Stated task ▸
Restate the entire listing word for word.

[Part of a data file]
* Start *

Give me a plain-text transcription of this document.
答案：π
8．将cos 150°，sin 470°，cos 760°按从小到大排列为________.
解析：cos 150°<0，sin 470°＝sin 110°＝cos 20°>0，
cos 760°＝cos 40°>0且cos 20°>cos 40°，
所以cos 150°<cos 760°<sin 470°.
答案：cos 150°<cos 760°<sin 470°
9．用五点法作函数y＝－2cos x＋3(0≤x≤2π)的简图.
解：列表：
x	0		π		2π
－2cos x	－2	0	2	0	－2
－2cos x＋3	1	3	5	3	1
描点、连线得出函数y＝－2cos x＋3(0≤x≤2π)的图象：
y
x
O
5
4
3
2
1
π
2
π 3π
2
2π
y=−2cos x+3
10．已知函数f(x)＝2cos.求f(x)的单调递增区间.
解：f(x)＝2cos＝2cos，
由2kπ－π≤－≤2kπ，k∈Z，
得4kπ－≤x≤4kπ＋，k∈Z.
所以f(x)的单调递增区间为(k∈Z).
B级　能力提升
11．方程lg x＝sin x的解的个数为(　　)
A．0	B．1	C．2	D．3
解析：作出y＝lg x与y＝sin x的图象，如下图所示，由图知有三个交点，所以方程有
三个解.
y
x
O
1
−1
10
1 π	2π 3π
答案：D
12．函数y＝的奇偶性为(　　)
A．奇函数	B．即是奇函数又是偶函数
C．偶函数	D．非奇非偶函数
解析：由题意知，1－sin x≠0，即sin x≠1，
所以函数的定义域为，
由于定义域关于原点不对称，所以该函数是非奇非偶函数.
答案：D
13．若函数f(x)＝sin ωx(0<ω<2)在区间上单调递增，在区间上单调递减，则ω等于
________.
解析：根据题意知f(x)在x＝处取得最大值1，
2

* End *

Problem solution ▸
Give me a plain-text transcription of this document.
答案：π
8．将cos 150°，sin 470°，cos 760°按从小到大排列为________.
解析：cos 150°<0，sin 470°＝sin 110°＝cos 20°>0，
cos 760°＝cos 40°>0且cos 20°>cos 40°，
所以cos 150°<cos 760°<sin 470°.
答案：cos 150°<cos 760°<sin 470°
9．用五点法作函数y＝－2cos x＋3(0≤x≤2π)的简图.
解：列表：
x	0		π		2π
－2cos x	－2	0	2	0	－2
－2cos x＋3	1	3	5	3	1
描点、连线得出函数y＝－2cos x＋3(0≤x≤2π)的图象：
y
x
O
5
4
3
2
1
π
2
π 3π
2
2π
y=−2cos x+3
10．已知函数f(x)＝2cos.求f(x)的单调递增区间.
解：f(x)＝2cos＝2cos，
由2kπ－π≤－≤2kπ，k∈Z，
得4kπ－≤x≤4kπ＋，k∈Z.
所以f(x)的单调递增区间为(k∈Z).
B级　能力提升
11．方程lg x＝sin x的解的个数为(　　)
A．0	B．1	C．2	D．3
解析：作出y＝lg x与y＝sin x的图象，如下图所示，由图知有三个交点，所以方程有
三个解.
y
x
O
1
−1
10
1 π	2π 3π
答案：D
12．函数y＝的奇偶性为(　　)
A．奇函数	B．即是奇函数又是偶函数
C．偶函数	D．非奇非偶函数
解析：由题意知，1－sin x≠0，即sin x≠1，
所以函数的定义域为，
由于定义域关于原点不对称，所以该函数是非奇非偶函数.
答案：D
13．若函数f(x)＝sin ωx(0<ω<2)在区间上单调递增，在区间上单调递减，则ω等于
________.
解析：根据题意知f(x)在x＝处取得最大值1，
2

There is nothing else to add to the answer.